- GIVEN EXERCISE
Give back the whole listing exactly as shown.

[Chart and figure data]

□ □ □ □

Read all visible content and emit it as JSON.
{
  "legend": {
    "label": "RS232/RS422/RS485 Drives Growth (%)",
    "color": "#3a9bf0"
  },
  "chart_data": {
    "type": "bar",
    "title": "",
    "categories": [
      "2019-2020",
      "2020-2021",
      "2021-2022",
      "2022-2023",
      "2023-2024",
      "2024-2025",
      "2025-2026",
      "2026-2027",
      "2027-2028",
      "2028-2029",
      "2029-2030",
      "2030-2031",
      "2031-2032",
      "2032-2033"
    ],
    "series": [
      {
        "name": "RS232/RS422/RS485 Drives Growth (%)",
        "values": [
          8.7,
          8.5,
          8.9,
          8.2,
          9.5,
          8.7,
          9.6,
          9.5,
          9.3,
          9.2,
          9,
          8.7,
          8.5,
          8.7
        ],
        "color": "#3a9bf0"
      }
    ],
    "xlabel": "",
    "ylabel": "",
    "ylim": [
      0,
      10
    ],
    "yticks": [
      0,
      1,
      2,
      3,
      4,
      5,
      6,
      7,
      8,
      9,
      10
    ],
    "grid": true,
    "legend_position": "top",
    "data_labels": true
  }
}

□ □ □ □

- PROBLEM SOLUTION
Read all visible content and emit it as JSON.
{
  "legend": {
    "label": "RS232/RS422/RS485 Drives Growth (%)",
    "color": "#3a9bf0"
  },
  "chart_data": {
    "type": "bar",
    "title": "",
    "categories": [
      "2019-2020",
      "2020-2021",
      "2021-2022",
      "2022-2023",
      "2023-2024",
      "2024-2025",
      "2025-2026",
      "2026-2027",
      "2027-2028",
      "2028-2029",
      "2029-2030",
      "2030-2031",
      "2031-2032",
      "2032-2033"
    ],
    "series": [
      {
        "name": "RS232/RS422/RS485 Drives Growth (%)",
        "values": [
          8.7,
          8.5,
          8.9,
          8.2,
          9.5,
          8.7,
          9.6,
          9.5,
          9.3,
          9.2,
          9,
          8.7,
          8.5,
          8.7
        ],
        "color": "#3a9bf0"
      }
    ],
    "xlabel": "",
    "ylabel": "",
    "ylim": [
      0,
      10
    ],
    "yticks": [
      0,
      1,
      2,
      3,
      4,
      5,
      6,
      7,
      8,
      9,
      10
    ],
    "grid": true,
    "legend_position": "top",
    "data_labels": true
  }
}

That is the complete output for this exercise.